> [TASK] Omit all pictures. Copy the rest of the material exactly.

>> Begin DATASET RECORDS

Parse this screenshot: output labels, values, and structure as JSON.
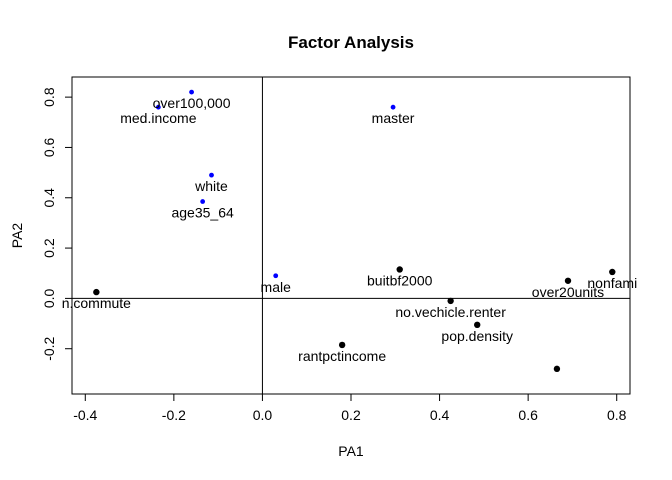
{
  "chart_data": {
    "type": "scatter",
    "title": "Factor Analysis",
    "xlabel": "PA1",
    "ylabel": "PA2",
    "xlim": [
      -0.43,
      0.83
    ],
    "ylim": [
      -0.38,
      0.88
    ],
    "x_ticks": [
      -0.4,
      -0.2,
      0.0,
      0.2,
      0.4,
      0.6,
      0.8
    ],
    "x_tick_labels": [
      "-0.4",
      "-0.2",
      "0.0",
      "0.2",
      "0.4",
      "0.6",
      "0.8"
    ],
    "y_ticks": [
      -0.2,
      0.0,
      0.2,
      0.4,
      0.6,
      0.8
    ],
    "y_tick_labels": [
      "-0.2",
      "0.0",
      "0.2",
      "0.4",
      "0.6",
      "0.8"
    ],
    "reference_lines": {
      "x": 0,
      "y": 0
    },
    "grid": false,
    "colors": {
      "blue_points": "#0000ff",
      "black_points": "#000000",
      "axes": "#000000"
    },
    "points": [
      {
        "label": "over100,000",
        "x": -0.16,
        "y": 0.82,
        "color": "#0000ff"
      },
      {
        "label": "med.income",
        "x": -0.235,
        "y": 0.76,
        "color": "#0000ff"
      },
      {
        "label": "master",
        "x": 0.295,
        "y": 0.76,
        "color": "#0000ff"
      },
      {
        "label": "white",
        "x": -0.115,
        "y": 0.49,
        "color": "#0000ff"
      },
      {
        "label": "age35_64",
        "x": -0.135,
        "y": 0.385,
        "color": "#0000ff"
      },
      {
        "label": "male",
        "x": 0.03,
        "y": 0.09,
        "color": "#0000ff"
      },
      {
        "label": "n.commute",
        "x": -0.375,
        "y": 0.025,
        "color": "#000000"
      },
      {
        "label": "buitbf2000",
        "x": 0.31,
        "y": 0.115,
        "color": "#000000"
      },
      {
        "label": "over20units",
        "x": 0.69,
        "y": 0.07,
        "color": "#000000"
      },
      {
        "label": "nonfami",
        "x": 0.79,
        "y": 0.105,
        "color": "#000000"
      },
      {
        "label": "no.vechicle.renter",
        "x": 0.425,
        "y": -0.01,
        "color": "#000000"
      },
      {
        "label": "pop.density",
        "x": 0.485,
        "y": -0.105,
        "color": "#000000"
      },
      {
        "label": "rantpctincome",
        "x": 0.18,
        "y": -0.185,
        "color": "#000000"
      },
      {
        "label": "",
        "x": 0.665,
        "y": -0.28,
        "color": "#000000"
      }
    ]
  }
}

>> End DATASET RECORDS

> [FINISHED TASK]
Parse this screenshot: output labels, values, and structure as JSON.
{
  "chart_data": {
    "type": "scatter",
    "title": "Factor Analysis",
    "xlabel": "PA1",
    "ylabel": "PA2",
    "xlim": [
      -0.43,
      0.83
    ],
    "ylim": [
      -0.38,
      0.88
    ],
    "x_ticks": [
      -0.4,
      -0.2,
      0.0,
      0.2,
      0.4,
      0.6,
      0.8
    ],
    "x_tick_labels": [
      "-0.4",
      "-0.2",
      "0.0",
      "0.2",
      "0.4",
      "0.6",
      "0.8"
    ],
    "y_ticks": [
      -0.2,
      0.0,
      0.2,
      0.4,
      0.6,
      0.8
    ],
    "y_tick_labels": [
      "-0.2",
      "0.0",
      "0.2",
      "0.4",
      "0.6",
      "0.8"
    ],
    "reference_lines": {
      "x": 0,
      "y": 0
    },
    "grid": false,
    "colors": {
      "blue_points": "#0000ff",
      "black_points": "#000000",
      "axes": "#000000"
    },
    "points": [
      {
        "label": "over100,000",
        "x": -0.16,
        "y": 0.82,
        "color": "#0000ff"
      },
      {
        "label": "med.income",
        "x": -0.235,
        "y": 0.76,
        "color": "#0000ff"
      },
      {
        "label": "master",
        "x": 0.295,
        "y": 0.76,
        "color": "#0000ff"
      },
      {
        "label": "white",
        "x": -0.115,
        "y": 0.49,
        "color": "#0000ff"
      },
      {
        "label": "age35_64",
        "x": -0.135,
        "y": 0.385,
        "color": "#0000ff"
      },
      {
        "label": "male",
        "x": 0.03,
        "y": 0.09,
        "color": "#0000ff"
      },
      {
        "label": "n.commute",
        "x": -0.375,
        "y": 0.025,
        "color": "#000000"
      },
      {
        "label": "buitbf2000",
        "x": 0.31,
        "y": 0.115,
        "color": "#000000"
      },
      {
        "label": "over20units",
        "x": 0.69,
        "y": 0.07,
        "color": "#000000"
      },
      {
        "label": "nonfami",
        "x": 0.79,
        "y": 0.105,
        "color": "#000000"
      },
      {
        "label": "no.vechicle.renter",
        "x": 0.425,
        "y": -0.01,
        "color": "#000000"
      },
      {
        "label": "pop.density",
        "x": 0.485,
        "y": -0.105,
        "color": "#000000"
      },
      {
        "label": "rantpctincome",
        "x": 0.18,
        "y": -0.185,
        "color": "#000000"
      },
      {
        "label": "",
        "x": 0.665,
        "y": -0.28,
        "color": "#000000"
      }
    ]
  }
}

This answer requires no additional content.